Entries from a dataset
** begin **
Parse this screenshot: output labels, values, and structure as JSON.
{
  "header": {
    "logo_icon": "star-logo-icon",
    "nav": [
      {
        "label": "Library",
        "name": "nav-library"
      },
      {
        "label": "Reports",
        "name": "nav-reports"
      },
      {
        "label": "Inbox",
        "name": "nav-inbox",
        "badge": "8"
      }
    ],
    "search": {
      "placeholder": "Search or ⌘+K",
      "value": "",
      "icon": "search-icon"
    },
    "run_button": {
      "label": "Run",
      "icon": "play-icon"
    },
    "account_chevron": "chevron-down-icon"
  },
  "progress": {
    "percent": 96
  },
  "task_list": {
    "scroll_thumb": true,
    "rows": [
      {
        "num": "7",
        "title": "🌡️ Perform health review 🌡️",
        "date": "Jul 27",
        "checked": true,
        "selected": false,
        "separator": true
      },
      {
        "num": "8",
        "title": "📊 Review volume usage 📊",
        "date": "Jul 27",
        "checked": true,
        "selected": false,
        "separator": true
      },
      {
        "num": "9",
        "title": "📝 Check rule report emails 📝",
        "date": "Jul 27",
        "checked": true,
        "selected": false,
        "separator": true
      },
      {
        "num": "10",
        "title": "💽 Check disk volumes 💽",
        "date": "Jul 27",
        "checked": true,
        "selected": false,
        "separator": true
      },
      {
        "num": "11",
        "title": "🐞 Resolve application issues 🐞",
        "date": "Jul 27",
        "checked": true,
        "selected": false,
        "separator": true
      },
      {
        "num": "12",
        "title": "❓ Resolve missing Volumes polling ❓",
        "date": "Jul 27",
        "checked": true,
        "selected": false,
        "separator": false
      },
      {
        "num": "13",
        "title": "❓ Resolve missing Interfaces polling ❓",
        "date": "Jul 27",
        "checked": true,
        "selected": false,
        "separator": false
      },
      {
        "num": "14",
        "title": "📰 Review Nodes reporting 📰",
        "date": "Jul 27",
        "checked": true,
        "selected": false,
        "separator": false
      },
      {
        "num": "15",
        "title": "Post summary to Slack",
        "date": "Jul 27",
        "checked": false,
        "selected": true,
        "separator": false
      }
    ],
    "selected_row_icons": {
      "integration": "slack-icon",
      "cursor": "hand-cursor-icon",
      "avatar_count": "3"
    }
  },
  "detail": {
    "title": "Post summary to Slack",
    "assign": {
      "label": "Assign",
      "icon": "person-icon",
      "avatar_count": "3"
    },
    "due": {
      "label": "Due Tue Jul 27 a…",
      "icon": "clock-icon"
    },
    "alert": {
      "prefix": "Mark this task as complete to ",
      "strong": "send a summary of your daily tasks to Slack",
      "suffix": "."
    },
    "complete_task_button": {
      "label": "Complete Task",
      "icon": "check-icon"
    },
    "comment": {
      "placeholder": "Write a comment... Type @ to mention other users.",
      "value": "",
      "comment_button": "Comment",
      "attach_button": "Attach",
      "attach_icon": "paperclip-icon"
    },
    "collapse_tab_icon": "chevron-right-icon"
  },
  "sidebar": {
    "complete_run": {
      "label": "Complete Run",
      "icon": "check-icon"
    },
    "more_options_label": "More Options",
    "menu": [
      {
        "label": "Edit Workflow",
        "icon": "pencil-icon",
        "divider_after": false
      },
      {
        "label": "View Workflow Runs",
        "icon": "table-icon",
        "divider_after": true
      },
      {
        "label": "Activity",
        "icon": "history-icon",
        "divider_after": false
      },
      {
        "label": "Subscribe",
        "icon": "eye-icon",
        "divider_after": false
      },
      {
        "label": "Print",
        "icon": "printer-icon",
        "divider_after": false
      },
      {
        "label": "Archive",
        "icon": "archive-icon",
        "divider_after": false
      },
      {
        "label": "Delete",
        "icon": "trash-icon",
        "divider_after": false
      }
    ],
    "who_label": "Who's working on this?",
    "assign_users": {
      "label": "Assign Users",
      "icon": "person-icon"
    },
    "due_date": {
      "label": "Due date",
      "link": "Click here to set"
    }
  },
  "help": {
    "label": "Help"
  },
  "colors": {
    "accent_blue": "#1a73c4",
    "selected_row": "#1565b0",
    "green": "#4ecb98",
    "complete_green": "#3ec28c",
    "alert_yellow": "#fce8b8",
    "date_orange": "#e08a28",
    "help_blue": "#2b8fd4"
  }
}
** end **
» Instructions for the task: Go through the material line by line. Show each line that contains the string "summary".

» Exercise solution:
        "title": "Post summary to Slack",
    "title": "Post summary to Slack",
      "strong": "send a summary of your daily tasks to Slack",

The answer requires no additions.